> **WHAT THE EXERCISE ASKS**
Print the entries below in their entirety, exactly as they are written.

> **EXERCISE DATA**
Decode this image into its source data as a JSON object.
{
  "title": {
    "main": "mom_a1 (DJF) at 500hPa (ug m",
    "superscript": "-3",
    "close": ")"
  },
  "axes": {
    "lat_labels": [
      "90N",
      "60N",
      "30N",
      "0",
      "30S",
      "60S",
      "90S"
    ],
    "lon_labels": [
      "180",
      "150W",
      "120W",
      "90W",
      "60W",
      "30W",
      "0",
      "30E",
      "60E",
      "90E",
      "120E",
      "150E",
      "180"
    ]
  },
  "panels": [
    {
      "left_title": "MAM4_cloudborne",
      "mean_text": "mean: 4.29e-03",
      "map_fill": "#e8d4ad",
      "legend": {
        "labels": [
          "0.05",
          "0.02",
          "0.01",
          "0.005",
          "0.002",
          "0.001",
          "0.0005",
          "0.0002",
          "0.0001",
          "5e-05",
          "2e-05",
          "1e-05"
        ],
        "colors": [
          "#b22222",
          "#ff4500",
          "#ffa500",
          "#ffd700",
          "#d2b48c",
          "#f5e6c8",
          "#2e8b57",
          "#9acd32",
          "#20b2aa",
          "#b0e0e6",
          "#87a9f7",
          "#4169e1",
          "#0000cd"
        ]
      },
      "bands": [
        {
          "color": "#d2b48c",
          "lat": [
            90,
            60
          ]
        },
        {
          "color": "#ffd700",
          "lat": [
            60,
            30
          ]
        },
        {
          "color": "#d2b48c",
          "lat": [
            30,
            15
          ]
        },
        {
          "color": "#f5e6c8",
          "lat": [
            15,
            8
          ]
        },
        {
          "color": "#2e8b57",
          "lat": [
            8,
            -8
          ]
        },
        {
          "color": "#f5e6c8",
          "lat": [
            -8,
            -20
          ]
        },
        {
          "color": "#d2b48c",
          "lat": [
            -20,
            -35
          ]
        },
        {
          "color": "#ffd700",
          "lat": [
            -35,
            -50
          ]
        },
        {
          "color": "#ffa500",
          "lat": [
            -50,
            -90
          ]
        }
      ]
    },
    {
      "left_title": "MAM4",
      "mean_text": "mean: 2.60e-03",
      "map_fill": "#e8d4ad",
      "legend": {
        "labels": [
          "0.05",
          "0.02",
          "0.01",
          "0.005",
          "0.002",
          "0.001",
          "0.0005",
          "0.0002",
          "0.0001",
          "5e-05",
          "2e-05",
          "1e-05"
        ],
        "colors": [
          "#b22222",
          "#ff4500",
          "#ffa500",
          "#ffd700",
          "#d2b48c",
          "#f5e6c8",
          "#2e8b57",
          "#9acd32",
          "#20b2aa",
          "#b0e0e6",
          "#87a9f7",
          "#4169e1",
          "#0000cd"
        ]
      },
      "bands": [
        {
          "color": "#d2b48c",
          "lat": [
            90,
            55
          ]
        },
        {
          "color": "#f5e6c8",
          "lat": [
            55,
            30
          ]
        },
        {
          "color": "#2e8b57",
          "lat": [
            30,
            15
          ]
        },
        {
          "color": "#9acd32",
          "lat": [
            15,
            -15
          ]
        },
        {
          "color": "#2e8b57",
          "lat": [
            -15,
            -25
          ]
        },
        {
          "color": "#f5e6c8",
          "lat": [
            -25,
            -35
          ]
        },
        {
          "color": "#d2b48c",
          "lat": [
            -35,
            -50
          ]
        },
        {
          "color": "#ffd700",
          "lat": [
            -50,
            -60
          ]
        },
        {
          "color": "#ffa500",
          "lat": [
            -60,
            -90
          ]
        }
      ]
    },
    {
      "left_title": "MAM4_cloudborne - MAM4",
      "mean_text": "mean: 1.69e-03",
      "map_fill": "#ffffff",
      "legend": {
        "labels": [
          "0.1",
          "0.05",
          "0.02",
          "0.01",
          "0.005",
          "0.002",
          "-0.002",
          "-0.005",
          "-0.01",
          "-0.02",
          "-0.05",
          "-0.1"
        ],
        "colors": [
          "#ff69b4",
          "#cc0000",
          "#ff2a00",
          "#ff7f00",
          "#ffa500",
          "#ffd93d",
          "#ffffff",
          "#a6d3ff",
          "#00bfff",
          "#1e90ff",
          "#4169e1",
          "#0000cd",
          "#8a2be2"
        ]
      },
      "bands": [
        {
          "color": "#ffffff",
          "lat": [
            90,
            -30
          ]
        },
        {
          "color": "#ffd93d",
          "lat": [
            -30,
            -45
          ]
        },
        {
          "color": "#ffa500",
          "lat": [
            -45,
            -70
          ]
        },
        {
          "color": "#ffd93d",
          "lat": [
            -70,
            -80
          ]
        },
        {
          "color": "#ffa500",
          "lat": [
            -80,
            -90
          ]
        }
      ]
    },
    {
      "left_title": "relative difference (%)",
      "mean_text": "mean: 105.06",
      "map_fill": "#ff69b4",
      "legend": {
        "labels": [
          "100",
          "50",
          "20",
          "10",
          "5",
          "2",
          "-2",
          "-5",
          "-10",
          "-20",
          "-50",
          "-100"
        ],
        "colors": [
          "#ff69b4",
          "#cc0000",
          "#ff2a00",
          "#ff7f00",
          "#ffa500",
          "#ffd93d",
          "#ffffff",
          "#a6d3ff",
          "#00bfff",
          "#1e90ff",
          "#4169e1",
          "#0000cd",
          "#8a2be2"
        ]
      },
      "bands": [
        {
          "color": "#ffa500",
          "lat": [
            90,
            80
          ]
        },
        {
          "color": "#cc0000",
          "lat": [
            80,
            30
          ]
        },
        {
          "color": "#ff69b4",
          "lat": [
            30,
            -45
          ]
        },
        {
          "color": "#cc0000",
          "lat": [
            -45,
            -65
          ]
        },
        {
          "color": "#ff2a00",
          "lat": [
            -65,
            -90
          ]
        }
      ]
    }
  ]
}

> **RESPONSE TO THE TASK**
Decode this image into its source data as a JSON object.
{
  "title": {
    "main": "mom_a1 (DJF) at 500hPa (ug m",
    "superscript": "-3",
    "close": ")"
  },
  "axes": {
    "lat_labels": [
      "90N",
      "60N",
      "30N",
      "0",
      "30S",
      "60S",
      "90S"
    ],
    "lon_labels": [
      "180",
      "150W",
      "120W",
      "90W",
      "60W",
      "30W",
      "0",
      "30E",
      "60E",
      "90E",
      "120E",
      "150E",
      "180"
    ]
  },
  "panels": [
    {
      "left_title": "MAM4_cloudborne",
      "mean_text": "mean: 4.29e-03",
      "map_fill": "#e8d4ad",
      "legend": {
        "labels": [
          "0.05",
          "0.02",
          "0.01",
          "0.005",
          "0.002",
          "0.001",
          "0.0005",
          "0.0002",
          "0.0001",
          "5e-05",
          "2e-05",
          "1e-05"
        ],
        "colors": [
          "#b22222",
          "#ff4500",
          "#ffa500",
          "#ffd700",
          "#d2b48c",
          "#f5e6c8",
          "#2e8b57",
          "#9acd32",
          "#20b2aa",
          "#b0e0e6",
          "#87a9f7",
          "#4169e1",
          "#0000cd"
        ]
      },
      "bands": [
        {
          "color": "#d2b48c",
          "lat": [
            90,
            60
          ]
        },
        {
          "color": "#ffd700",
          "lat": [
            60,
            30
          ]
        },
        {
          "color": "#d2b48c",
          "lat": [
            30,
            15
          ]
        },
        {
          "color": "#f5e6c8",
          "lat": [
            15,
            8
          ]
        },
        {
          "color": "#2e8b57",
          "lat": [
            8,
            -8
          ]
        },
        {
          "color": "#f5e6c8",
          "lat": [
            -8,
            -20
          ]
        },
        {
          "color": "#d2b48c",
          "lat": [
            -20,
            -35
          ]
        },
        {
          "color": "#ffd700",
          "lat": [
            -35,
            -50
          ]
        },
        {
          "color": "#ffa500",
          "lat": [
            -50,
            -90
          ]
        }
      ]
    },
    {
      "left_title": "MAM4",
      "mean_text": "mean: 2.60e-03",
      "map_fill": "#e8d4ad",
      "legend": {
        "labels": [
          "0.05",
          "0.02",
          "0.01",
          "0.005",
          "0.002",
          "0.001",
          "0.0005",
          "0.0002",
          "0.0001",
          "5e-05",
          "2e-05",
          "1e-05"
        ],
        "colors": [
          "#b22222",
          "#ff4500",
          "#ffa500",
          "#ffd700",
          "#d2b48c",
          "#f5e6c8",
          "#2e8b57",
          "#9acd32",
          "#20b2aa",
          "#b0e0e6",
          "#87a9f7",
          "#4169e1",
          "#0000cd"
        ]
      },
      "bands": [
        {
          "color": "#d2b48c",
          "lat": [
            90,
            55
          ]
        },
        {
          "color": "#f5e6c8",
          "lat": [
            55,
            30
          ]
        },
        {
          "color": "#2e8b57",
          "lat": [
            30,
            15
          ]
        },
        {
          "color": "#9acd32",
          "lat": [
            15,
            -15
          ]
        },
        {
          "color": "#2e8b57",
          "lat": [
            -15,
            -25
          ]
        },
        {
          "color": "#f5e6c8",
          "lat": [
            -25,
            -35
          ]
        },
        {
          "color": "#d2b48c",
          "lat": [
            -35,
            -50
          ]
        },
        {
          "color": "#ffd700",
          "lat": [
            -50,
            -60
          ]
        },
        {
          "color": "#ffa500",
          "lat": [
            -60,
            -90
          ]
        }
      ]
    },
    {
      "left_title": "MAM4_cloudborne - MAM4",
      "mean_text": "mean: 1.69e-03",
      "map_fill": "#ffffff",
      "legend": {
        "labels": [
          "0.1",
          "0.05",
          "0.02",
          "0.01",
          "0.005",
          "0.002",
          "-0.002",
          "-0.005",
          "-0.01",
          "-0.02",
          "-0.05",
          "-0.1"
        ],
        "colors": [
          "#ff69b4",
          "#cc0000",
          "#ff2a00",
          "#ff7f00",
          "#ffa500",
          "#ffd93d",
          "#ffffff",
          "#a6d3ff",
          "#00bfff",
          "#1e90ff",
          "#4169e1",
          "#0000cd",
          "#8a2be2"
        ]
      },
      "bands": [
        {
          "color": "#ffffff",
          "lat": [
            90,
            -30
          ]
        },
        {
          "color": "#ffd93d",
          "lat": [
            -30,
            -45
          ]
        },
        {
          "color": "#ffa500",
          "lat": [
            -45,
            -70
          ]
        },
        {
          "color": "#ffd93d",
          "lat": [
            -70,
            -80
          ]
        },
        {
          "color": "#ffa500",
          "lat": [
            -80,
            -90
          ]
        }
      ]
    },
    {
      "left_title": "relative difference (%)",
      "mean_text": "mean: 105.06",
      "map_fill": "#ff69b4",
      "legend": {
        "labels": [
          "100",
          "50",
          "20",
          "10",
          "5",
          "2",
          "-2",
          "-5",
          "-10",
          "-20",
          "-50",
          "-100"
        ],
        "colors": [
          "#ff69b4",
          "#cc0000",
          "#ff2a00",
          "#ff7f00",
          "#ffa500",
          "#ffd93d",
          "#ffffff",
          "#a6d3ff",
          "#00bfff",
          "#1e90ff",
          "#4169e1",
          "#0000cd",
          "#8a2be2"
        ]
      },
      "bands": [
        {
          "color": "#ffa500",
          "lat": [
            90,
            80
          ]
        },
        {
          "color": "#cc0000",
          "lat": [
            80,
            30
          ]
        },
        {
          "color": "#ff69b4",
          "lat": [
            30,
            -45
          ]
        },
        {
          "color": "#cc0000",
          "lat": [
            -45,
            -65
          ]
        },
        {
          "color": "#ff2a00",
          "lat": [
            -65,
            -90
          ]
        }
      ]
    }
  ]
}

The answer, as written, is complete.